===== AVAILABLE DATA
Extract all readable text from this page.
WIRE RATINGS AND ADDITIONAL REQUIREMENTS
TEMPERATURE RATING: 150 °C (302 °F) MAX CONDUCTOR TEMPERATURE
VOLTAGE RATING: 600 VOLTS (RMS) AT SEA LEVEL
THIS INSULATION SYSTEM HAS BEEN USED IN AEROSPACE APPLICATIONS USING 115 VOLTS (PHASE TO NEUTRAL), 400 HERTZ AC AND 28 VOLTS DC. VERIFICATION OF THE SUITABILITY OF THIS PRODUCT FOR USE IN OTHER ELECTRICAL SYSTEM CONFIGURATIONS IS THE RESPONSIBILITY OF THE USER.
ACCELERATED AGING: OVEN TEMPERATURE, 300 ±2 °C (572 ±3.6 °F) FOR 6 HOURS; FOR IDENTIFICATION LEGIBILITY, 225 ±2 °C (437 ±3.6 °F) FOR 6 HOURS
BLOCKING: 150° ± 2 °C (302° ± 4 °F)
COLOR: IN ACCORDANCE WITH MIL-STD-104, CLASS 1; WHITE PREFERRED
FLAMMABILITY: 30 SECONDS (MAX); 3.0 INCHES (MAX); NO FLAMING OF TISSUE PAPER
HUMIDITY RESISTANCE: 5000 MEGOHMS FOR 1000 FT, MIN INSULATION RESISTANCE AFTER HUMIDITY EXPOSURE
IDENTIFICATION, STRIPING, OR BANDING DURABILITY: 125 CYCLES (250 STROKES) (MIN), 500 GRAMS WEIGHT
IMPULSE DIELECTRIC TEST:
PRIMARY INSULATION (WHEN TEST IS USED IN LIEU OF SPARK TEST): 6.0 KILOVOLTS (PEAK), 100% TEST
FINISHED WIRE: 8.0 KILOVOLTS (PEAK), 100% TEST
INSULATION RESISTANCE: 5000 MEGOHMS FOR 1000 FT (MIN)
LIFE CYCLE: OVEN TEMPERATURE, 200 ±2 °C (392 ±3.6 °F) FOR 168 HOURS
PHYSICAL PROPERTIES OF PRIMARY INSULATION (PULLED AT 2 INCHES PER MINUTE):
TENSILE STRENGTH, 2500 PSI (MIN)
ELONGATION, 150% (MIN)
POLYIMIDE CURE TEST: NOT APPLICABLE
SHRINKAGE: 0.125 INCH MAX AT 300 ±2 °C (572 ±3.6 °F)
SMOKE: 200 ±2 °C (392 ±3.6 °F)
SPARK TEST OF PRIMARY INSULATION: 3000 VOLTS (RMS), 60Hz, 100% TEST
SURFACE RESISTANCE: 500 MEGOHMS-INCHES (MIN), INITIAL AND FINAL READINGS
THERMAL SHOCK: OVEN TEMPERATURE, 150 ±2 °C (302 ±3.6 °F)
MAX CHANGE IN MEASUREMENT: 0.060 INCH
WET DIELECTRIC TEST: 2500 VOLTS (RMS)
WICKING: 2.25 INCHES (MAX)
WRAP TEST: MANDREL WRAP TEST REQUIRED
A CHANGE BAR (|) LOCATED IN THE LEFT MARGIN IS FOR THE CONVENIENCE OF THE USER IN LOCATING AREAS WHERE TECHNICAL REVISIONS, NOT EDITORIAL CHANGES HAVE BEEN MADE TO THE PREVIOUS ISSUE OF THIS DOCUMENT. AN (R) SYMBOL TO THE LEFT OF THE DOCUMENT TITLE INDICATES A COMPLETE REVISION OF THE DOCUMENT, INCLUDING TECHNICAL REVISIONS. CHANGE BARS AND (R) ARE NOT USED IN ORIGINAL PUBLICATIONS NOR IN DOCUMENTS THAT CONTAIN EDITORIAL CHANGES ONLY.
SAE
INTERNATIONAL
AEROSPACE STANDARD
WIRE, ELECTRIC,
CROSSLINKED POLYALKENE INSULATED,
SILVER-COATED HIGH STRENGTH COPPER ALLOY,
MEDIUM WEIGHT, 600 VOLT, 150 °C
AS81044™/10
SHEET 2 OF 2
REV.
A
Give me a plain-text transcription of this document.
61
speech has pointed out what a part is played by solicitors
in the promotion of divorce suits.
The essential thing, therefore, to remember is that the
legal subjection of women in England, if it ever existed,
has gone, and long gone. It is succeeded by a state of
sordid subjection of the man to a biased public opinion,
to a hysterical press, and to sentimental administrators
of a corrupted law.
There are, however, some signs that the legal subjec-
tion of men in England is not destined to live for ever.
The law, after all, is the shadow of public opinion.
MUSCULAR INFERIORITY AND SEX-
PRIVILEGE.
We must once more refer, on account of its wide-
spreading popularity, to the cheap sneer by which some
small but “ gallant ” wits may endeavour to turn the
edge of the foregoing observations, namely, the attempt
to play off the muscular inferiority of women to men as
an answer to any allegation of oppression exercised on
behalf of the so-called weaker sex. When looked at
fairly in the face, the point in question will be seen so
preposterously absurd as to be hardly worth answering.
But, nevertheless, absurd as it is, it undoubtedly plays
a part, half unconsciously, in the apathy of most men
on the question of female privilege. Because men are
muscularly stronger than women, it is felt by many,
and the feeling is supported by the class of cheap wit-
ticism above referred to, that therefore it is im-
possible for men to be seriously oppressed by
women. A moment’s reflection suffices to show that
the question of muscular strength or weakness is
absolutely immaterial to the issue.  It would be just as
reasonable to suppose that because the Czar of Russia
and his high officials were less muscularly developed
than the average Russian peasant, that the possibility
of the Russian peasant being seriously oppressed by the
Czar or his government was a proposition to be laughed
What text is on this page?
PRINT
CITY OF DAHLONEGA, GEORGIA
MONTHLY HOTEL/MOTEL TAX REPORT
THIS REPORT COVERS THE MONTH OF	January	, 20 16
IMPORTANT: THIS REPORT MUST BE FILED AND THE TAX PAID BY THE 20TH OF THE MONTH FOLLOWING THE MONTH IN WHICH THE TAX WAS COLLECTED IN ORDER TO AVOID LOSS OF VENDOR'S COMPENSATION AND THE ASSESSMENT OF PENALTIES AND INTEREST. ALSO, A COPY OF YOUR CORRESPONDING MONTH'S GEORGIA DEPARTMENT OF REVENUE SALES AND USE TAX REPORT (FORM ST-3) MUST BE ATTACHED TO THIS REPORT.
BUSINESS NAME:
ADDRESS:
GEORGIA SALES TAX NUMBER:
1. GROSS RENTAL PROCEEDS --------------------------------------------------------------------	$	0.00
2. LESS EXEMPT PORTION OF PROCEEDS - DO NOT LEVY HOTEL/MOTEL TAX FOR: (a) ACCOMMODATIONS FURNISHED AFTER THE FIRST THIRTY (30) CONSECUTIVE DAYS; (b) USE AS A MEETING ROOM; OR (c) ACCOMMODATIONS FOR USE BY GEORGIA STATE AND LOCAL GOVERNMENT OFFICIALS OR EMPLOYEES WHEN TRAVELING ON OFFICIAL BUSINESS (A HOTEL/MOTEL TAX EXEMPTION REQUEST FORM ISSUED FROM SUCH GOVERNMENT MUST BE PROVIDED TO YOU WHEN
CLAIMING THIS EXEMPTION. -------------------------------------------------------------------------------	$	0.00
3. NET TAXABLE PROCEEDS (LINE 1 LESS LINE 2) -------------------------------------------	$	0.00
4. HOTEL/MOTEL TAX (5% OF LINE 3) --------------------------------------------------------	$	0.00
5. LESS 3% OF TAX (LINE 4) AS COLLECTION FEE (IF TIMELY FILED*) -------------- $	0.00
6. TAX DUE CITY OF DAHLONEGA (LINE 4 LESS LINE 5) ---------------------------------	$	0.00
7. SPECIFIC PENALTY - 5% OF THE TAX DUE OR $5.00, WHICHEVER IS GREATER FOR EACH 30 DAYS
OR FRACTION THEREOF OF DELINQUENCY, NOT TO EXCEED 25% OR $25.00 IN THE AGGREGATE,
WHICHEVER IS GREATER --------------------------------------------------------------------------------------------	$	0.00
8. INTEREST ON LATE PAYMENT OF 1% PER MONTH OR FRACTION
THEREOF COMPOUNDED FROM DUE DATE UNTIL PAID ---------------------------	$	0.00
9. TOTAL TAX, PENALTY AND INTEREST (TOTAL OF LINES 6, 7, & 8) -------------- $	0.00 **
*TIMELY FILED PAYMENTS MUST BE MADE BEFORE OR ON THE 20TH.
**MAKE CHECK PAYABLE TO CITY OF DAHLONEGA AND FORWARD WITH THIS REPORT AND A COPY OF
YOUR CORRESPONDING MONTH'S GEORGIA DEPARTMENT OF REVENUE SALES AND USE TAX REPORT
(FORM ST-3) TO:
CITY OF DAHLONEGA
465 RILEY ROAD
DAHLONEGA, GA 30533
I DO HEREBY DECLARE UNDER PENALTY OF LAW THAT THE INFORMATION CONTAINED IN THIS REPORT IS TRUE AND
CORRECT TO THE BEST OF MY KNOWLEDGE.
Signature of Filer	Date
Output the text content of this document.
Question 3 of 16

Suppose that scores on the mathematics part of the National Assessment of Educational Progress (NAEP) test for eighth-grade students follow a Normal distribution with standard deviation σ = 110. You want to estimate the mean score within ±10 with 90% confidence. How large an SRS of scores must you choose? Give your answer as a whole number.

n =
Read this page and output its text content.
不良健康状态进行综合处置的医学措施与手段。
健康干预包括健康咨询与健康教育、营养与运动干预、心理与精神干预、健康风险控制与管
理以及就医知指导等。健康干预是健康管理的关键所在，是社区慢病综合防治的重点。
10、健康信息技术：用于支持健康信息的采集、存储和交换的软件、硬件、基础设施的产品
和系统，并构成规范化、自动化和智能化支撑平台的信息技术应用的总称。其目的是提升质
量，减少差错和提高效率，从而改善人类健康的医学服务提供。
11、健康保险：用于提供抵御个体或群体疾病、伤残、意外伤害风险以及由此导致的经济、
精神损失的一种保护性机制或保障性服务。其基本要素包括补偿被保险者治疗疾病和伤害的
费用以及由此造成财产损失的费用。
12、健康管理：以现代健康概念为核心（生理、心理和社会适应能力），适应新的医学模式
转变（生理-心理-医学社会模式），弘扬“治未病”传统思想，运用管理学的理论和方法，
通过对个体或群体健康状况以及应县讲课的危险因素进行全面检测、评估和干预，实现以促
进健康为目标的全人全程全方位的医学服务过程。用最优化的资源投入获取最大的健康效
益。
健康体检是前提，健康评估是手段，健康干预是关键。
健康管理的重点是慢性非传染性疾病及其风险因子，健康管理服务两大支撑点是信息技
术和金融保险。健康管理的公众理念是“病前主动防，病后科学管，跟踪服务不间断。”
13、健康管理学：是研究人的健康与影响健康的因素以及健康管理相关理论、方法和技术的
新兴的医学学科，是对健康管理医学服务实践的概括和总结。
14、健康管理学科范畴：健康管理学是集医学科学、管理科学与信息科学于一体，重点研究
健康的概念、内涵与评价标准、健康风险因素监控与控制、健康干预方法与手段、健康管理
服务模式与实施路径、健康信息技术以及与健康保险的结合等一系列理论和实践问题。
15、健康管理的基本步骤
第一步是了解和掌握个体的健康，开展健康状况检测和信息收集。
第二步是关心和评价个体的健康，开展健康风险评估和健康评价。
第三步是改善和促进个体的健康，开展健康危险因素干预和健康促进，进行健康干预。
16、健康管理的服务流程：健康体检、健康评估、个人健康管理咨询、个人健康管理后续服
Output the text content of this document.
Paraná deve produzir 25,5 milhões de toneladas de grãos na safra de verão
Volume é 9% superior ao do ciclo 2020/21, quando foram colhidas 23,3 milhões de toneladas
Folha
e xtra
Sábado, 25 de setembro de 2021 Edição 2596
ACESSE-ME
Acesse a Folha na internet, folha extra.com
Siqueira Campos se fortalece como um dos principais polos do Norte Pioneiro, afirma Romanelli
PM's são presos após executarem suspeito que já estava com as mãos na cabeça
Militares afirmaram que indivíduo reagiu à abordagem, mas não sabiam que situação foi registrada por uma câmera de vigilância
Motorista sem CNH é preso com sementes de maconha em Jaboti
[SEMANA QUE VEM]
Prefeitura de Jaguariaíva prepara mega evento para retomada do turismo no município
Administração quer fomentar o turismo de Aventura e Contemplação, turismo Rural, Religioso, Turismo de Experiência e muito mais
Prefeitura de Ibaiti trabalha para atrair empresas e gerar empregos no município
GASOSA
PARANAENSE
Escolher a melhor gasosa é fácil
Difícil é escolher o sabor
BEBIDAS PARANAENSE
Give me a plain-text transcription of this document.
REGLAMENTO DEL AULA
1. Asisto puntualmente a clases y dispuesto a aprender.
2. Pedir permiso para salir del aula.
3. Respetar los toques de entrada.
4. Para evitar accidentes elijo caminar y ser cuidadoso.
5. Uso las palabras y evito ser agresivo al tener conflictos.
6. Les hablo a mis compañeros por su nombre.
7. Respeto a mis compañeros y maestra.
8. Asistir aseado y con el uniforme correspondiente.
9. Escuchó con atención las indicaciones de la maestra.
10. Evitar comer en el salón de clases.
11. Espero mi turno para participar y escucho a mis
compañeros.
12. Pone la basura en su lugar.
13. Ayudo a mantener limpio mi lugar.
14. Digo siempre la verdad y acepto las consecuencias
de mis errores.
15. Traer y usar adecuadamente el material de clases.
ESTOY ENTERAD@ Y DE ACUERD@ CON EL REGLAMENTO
==========
WHAT YOU HAVE TO DO: Pull every line containing the word "GEORGIA" out of the material and copy it.

THE REPLY:
CITY OF DAHLONEGA, GEORGIA
IMPORTANT: THIS REPORT MUST BE FILED AND THE TAX PAID BY THE 20TH OF THE MONTH FOLLOWING THE MONTH IN WHICH THE TAX WAS COLLECTED IN ORDER TO AVOID LOSS OF VENDOR'S COMPENSATION AND THE ASSESSMENT OF PENALTIES AND INTEREST. ALSO, A COPY OF YOUR CORRESPONDING MONTH'S GEORGIA DEPARTMENT OF REVENUE SALES AND USE TAX REPORT (FORM ST-3) MUST BE ATTACHED TO THIS REPORT.
GEORGIA SALES TAX NUMBER:
2. LESS EXEMPT PORTION OF PROCEEDS - DO NOT LEVY HOTEL/MOTEL TAX FOR: (a) ACCOMMODATIONS FURNISHED AFTER THE FIRST THIRTY (30) CONSECUTIVE DAYS; (b) USE AS A MEETING ROOM; OR (c) ACCOMMODATIONS FOR USE BY GEORGIA STATE AND LOCAL GOVERNMENT OFFICIALS OR EMPLOYEES WHEN TRAVELING ON OFFICIAL BUSINESS (A HOTEL/MOTEL TAX EXEMPTION REQUEST FORM ISSUED FROM SUCH GOVERNMENT MUST BE PROVIDED TO YOU WHEN
YOUR CORRESPONDING MONTH'S GEORGIA DEPARTMENT OF REVENUE SALES AND USE TAX REPORT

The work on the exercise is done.